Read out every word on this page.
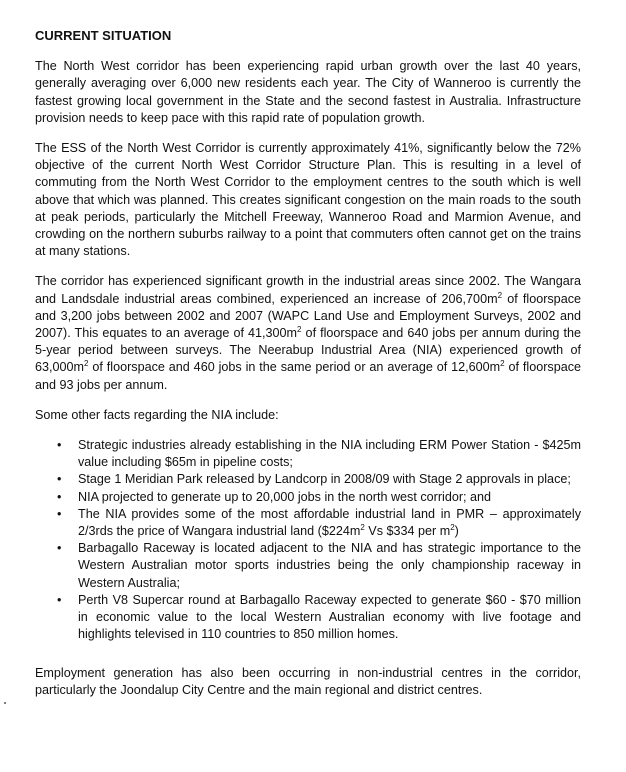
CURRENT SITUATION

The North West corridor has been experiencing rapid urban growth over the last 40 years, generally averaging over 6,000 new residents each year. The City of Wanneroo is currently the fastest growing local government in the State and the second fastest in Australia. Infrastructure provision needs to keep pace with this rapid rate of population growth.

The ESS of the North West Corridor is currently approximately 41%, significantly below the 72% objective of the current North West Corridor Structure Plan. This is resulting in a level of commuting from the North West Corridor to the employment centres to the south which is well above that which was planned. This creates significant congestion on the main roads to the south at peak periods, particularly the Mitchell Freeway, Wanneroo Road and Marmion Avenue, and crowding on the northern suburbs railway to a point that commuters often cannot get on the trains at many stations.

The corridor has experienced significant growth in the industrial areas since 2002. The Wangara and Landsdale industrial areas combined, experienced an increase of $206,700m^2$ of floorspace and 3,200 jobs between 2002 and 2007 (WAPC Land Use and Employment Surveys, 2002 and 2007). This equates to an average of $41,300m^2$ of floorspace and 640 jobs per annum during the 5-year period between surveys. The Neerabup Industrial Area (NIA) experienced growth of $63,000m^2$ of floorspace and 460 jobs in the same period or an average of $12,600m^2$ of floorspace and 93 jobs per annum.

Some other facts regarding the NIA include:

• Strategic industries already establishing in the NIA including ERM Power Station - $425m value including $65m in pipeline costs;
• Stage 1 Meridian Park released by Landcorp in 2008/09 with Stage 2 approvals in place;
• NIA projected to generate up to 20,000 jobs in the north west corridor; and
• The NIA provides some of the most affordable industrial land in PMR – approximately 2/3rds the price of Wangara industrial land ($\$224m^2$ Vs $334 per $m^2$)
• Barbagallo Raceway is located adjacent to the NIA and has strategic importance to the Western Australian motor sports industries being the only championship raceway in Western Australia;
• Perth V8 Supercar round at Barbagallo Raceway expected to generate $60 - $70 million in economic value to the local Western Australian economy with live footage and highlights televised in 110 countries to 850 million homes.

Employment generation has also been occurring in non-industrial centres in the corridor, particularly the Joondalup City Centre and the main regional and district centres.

◇ ◇ ◇ ◇ ◇

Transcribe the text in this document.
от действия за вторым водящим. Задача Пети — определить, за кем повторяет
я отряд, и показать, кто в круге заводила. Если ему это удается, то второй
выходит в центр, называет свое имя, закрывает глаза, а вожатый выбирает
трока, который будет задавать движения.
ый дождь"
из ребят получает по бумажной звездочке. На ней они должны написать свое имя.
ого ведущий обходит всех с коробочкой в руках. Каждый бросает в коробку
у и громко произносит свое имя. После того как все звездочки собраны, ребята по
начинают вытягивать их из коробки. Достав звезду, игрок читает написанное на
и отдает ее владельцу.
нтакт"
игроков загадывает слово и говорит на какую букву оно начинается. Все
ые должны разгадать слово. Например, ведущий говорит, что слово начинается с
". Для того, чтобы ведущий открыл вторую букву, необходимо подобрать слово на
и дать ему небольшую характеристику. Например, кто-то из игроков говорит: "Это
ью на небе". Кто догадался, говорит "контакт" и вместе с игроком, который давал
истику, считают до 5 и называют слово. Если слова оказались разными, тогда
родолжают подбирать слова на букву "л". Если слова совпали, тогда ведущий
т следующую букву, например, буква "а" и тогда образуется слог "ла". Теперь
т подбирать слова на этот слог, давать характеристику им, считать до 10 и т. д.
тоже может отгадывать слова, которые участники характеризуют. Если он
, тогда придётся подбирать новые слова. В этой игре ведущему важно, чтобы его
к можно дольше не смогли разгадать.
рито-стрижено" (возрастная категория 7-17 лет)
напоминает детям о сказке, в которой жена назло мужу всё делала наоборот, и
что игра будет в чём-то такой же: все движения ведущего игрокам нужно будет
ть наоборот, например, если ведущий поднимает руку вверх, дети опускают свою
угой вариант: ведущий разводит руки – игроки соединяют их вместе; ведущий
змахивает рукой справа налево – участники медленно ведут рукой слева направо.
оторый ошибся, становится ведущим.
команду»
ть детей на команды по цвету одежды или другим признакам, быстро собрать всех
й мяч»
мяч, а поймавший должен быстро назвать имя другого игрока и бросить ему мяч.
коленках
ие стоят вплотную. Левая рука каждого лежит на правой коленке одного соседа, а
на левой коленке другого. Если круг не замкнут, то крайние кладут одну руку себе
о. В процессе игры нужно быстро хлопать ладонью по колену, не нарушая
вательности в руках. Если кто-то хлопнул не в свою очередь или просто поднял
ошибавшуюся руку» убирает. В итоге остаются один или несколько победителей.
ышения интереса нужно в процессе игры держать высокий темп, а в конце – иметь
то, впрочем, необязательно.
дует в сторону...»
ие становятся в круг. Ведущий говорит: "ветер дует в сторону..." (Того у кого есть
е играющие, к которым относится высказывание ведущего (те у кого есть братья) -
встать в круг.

◇ ◇ ◇ ◇ ◇

### SHORT EXERCISE
Work out how many lines in the records above contain the word "который", and give only that number.

### EXPECTED ANSWER
2